--- start Supplied text ---

Irwin, Roscoe v. E. Palmer Gavit

DATED APR. 27, 1925
DOCUMENT ATTRIBUTES
  • Case Name
    IRWIN, FORMER COLLECTOR OF INTERNAL REVENUE v. GAVIT
  • Court
    United States Supreme Court
  • Docket
    No. 325
  • Judge
    Taft, Holmes, Van Devanter, McReynolds, Brandeis, Sutherland, Butler,
    Sanford, Stone
  • Cross-Reference
    Irwin v. Gavit, 268 U.S. 161 (1925)
  • Parallel Citation
    268 U.S. 161
    45 S. Ct. 475
    69 L. Ed. 897
    1 U.S. Tax Cas. (CCH) P132
    5 A.F.T.R. (P-H) 5380
    1925 U.S. LEXIS 557
    1925-1 C.B. 123
    1925 P.H. P8032
  • Code Sections
  • Index Terms
    gross income
    gifts and inheritances
  • Jurisdictions
  • Language
    English
  • Tax Analysts Electronic Citation
    1994 TNT 241-50
    1925 LEX 90-390

Irwin, Roscoe v. E. Palmer Gavit

                SUPREME COURT OF THE UNITED STATES

 

 

                        Argued: April 15, 1925

 

 

                       Decided: April 27, 1925

 

 

     CERTIORARI TO THE CIRCUIT COURT OF APPEALS FOR THE SECOND

 

CIRCUIT.

 

 

     CERTIORARI to a judgment of the Circuit Court of Appeals

 

affirming a judgment for the plaintiff in an action to recover taxes

 

and penalties exacted under an income tax law. See 275 Fed. 643.

 

 

     295 Fed. 84, reversed.

 

 

     1. A will provided that the income from a fund in trust should be

 

applied to the education and support of the testator's granddaughter

 

so far as the trustees deemed proper and that the balance of it should

 

be divided into two equal parts one of which should be paid to the

 

plaintiff in equal, quarter-yearly instalments during his life. On the

 

granddaughter's reaching the age of twenty-one or dying, the fund was

 

to go over, so that, considering her age, the plaintiff's interest

 

could not exceed fifteen years. Held, that the sums paid the

 

plaintiff were taxable income within the meaning of the Constitution,

 

and of the Income Tax Act of October 3, 1913, which taxed "the entire

 

net income arising or accruing * * * to every citizen of the United

 

States" and defined net income as "gains or profits and income derived

 

from any source whatever, including the income from but not the value

 

of property acquired by gift, bequest, devise or descent." P. 166.

 

 

     2. The provision of the above act exempting bequests assumes the

 

gift of a corpus and contrasts it with the income arising from it, but

 

was not intended to exempt income, properly so called, simply because

 

of a severance between it and the principal fund. P. 167.

 

 

     3. The rule that tax laws shall be construed favorably for the

 

taxpayers is not a reason for creating or exaggerating doubts of their

 

meaning. P. 168.

 

 

     The Solicitor General, with whom Mr. Chester A. Gwinn, was on the

 

brief, for petitioner.

--- end Supplied text ---
--- start Provided data ---

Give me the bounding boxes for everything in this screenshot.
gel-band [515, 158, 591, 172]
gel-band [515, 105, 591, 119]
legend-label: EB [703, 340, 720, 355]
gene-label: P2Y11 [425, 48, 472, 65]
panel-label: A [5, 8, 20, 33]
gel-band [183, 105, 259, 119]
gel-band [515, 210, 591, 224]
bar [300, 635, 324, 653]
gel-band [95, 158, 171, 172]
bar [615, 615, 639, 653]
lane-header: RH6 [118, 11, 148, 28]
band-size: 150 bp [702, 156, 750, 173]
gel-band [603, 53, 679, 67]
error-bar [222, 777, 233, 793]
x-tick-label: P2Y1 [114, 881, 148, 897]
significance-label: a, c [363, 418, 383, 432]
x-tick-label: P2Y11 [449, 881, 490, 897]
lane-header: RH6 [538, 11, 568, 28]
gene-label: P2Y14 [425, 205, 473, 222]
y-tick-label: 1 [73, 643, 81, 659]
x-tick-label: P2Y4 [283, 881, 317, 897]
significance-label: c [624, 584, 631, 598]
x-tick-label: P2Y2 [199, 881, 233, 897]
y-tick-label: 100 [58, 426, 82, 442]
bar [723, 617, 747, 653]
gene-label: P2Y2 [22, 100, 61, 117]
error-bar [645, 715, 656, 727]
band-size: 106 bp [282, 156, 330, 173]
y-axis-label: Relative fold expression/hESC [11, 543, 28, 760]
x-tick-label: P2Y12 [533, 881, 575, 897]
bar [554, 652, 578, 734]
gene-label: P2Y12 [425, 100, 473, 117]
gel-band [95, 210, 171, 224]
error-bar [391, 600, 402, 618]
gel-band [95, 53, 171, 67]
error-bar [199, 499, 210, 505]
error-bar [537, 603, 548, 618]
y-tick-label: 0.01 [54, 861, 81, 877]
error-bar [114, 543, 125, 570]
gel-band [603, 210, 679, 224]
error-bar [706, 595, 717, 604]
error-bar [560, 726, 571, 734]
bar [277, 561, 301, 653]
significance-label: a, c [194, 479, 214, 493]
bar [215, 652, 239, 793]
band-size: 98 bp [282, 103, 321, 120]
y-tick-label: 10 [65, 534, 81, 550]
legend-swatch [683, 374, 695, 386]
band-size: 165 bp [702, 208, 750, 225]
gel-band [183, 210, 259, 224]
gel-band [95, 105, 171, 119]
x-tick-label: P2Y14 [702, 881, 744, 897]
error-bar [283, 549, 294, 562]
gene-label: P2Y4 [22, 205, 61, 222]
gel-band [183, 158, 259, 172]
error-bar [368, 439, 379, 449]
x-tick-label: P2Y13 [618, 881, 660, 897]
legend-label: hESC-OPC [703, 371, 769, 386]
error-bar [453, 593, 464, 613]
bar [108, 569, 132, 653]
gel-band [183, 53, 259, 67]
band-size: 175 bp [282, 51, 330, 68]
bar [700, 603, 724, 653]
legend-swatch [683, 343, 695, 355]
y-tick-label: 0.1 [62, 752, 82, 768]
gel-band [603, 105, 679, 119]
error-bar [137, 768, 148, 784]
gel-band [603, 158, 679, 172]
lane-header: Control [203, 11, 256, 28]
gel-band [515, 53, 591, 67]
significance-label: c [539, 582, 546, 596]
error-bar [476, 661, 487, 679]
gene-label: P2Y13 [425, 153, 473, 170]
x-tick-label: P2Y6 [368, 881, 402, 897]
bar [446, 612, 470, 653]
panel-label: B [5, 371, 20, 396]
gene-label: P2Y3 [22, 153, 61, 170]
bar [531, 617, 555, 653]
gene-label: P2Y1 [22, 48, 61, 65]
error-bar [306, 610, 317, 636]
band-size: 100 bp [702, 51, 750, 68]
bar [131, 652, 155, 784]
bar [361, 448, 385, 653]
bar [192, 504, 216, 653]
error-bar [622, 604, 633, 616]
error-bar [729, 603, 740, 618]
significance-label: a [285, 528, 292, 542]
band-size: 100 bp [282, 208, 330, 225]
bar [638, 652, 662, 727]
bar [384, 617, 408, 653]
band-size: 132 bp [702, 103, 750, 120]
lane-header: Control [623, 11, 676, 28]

--- end Provided data ---

▸ Your tasks:
a – In the Irwin v. Gavit case record, on what date was the case argued?
b – Write out the part of the Irwin v. Gavit case record that opens with the words containing "3. The rule" and closes with "meaning. P. 168.".
c – Extend the Irwin v. Gavit case record, beginning right after its final sentence.

▸ Answers to each task:
a – April 15, 1925

b –
3. The rule that tax laws shall be construed favorably for the

 

taxpayers is not a reason for creating or exaggerating doubts of their

 

meaning. P. 168.

c –
     The payments were income, taxable at normal and surtax rates

 

under Section II of the Income Tax Act of 1913. The decision of this

 

Court in the case of Maguire v. Trefry, 253 U.S. 12, directly refutes

 

the contention that earnings of capital, in order to be income to the

 

recipient within the meaning of the Income Tax Act of 1913 and the

 

Sixteenth Amendment, must be a gain derived from a capital or corpus

 

actually owned by the recipient of the income. Merchants' Loan & Trust

 

Co. v. Smietanka, 255 U.S. 509. The error of the Circuit Court of

 

Appeals lies in confusing the income from a legacy with the legacy

 

itself. Under the act the former is taxes as income while the latter

 

is not. What Gavit in fact took under Brady's will was a vested

 

beneficial interest in the trust estate, enforceable in a court of

 

equity, and which consisted of the right to receive, under certain

 

conditions, a portion of the income. On this interest or use there was

 

no tax because he received it as a bequest. On the other hand, what

 

income Gavit received from the trustees of the estate was taxable.

 

Gavit's interest in the trust fund was "property," the "value" of

 

which is exempt from tax as income because received as a bequest.

 

Raymer v. Trefry, 239 Mass. 410. The fact that the enjoyment is

 

uncertain never interferes with the vesting of an estate. When the

 

contingency is not in the person, but in the event when enjoyment

 

shall commence, or in the time of the enjoyment, the interest is

 

considered vested. Neilson v. Bishop, 45 N. J. Eq. 473.

 

 

     "Income" from capital must be, not capital, but the proceeds of

 

capital. A gift or bequest of capital assets even if payable in

 

installments is not "income." Here not a portion of the capital assets

 

forming the corpus, but certain of the earnings thereof, passed to the

 

cestui que trust. The cestui que trust has an interest in the corpus,

 

because he is legally entitled to receive whatever income is given him

 

and must have the right to enforce payment if it is wrongfully with

 

held. The act of 1913 specifically taxes income "growing out of the

 

ownership or use of or interest in real or personal property."

 

Therefore, it must inevitably follow that, as Gavit had an "interest

 

in" the corpus, the proceeds thereof coming into his hands were

 

taxable income. In denying that the cestui que trust had any interest

 

in the principal the lower courts ignored the law of the State of New

 

York as to trust estates. Metcalfe v. Union Trust Company, 181 N. Y.

 

39.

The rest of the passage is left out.